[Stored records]
--- BEGIN ---

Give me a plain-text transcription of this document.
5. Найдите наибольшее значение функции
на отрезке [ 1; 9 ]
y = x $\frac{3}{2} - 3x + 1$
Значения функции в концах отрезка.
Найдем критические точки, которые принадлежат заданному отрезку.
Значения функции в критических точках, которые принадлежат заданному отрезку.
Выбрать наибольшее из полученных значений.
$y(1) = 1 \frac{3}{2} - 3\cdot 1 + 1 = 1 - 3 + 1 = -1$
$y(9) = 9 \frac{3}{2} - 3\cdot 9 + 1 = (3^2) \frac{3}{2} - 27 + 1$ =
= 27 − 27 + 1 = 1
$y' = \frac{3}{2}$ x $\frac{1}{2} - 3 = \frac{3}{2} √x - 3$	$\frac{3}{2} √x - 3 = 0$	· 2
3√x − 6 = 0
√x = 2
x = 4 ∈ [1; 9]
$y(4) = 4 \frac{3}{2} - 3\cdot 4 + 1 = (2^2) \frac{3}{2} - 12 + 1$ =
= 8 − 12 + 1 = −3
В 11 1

--- END ---

> **Problem**:
Please repeat the material above, word for word and in full.

> **The output**:
Give me a plain-text transcription of this document.
5. Найдите наибольшее значение функции
на отрезке [ 1; 9 ]
y = x $\frac{3}{2} - 3x + 1$
Значения функции в концах отрезка.
Найдем критические точки, которые принадлежат заданному отрезку.
Значения функции в критических точках, которые принадлежат заданному отрезку.
Выбрать наибольшее из полученных значений.
$y(1) = 1 \frac{3}{2} - 3\cdot 1 + 1 = 1 - 3 + 1 = -1$
$y(9) = 9 \frac{3}{2} - 3\cdot 9 + 1 = (3^2) \frac{3}{2} - 27 + 1$ =
= 27 − 27 + 1 = 1
$y' = \frac{3}{2}$ x $\frac{1}{2} - 3 = \frac{3}{2} √x - 3$	$\frac{3}{2} √x - 3 = 0$	· 2
3√x − 6 = 0
√x = 2
x = 4 ∈ [1; 9]
$y(4) = 4 \frac{3}{2} - 3\cdot 4 + 1 = (2^2) \frac{3}{2} - 12 + 1$ =
= 8 − 12 + 1 = −3
В 11 1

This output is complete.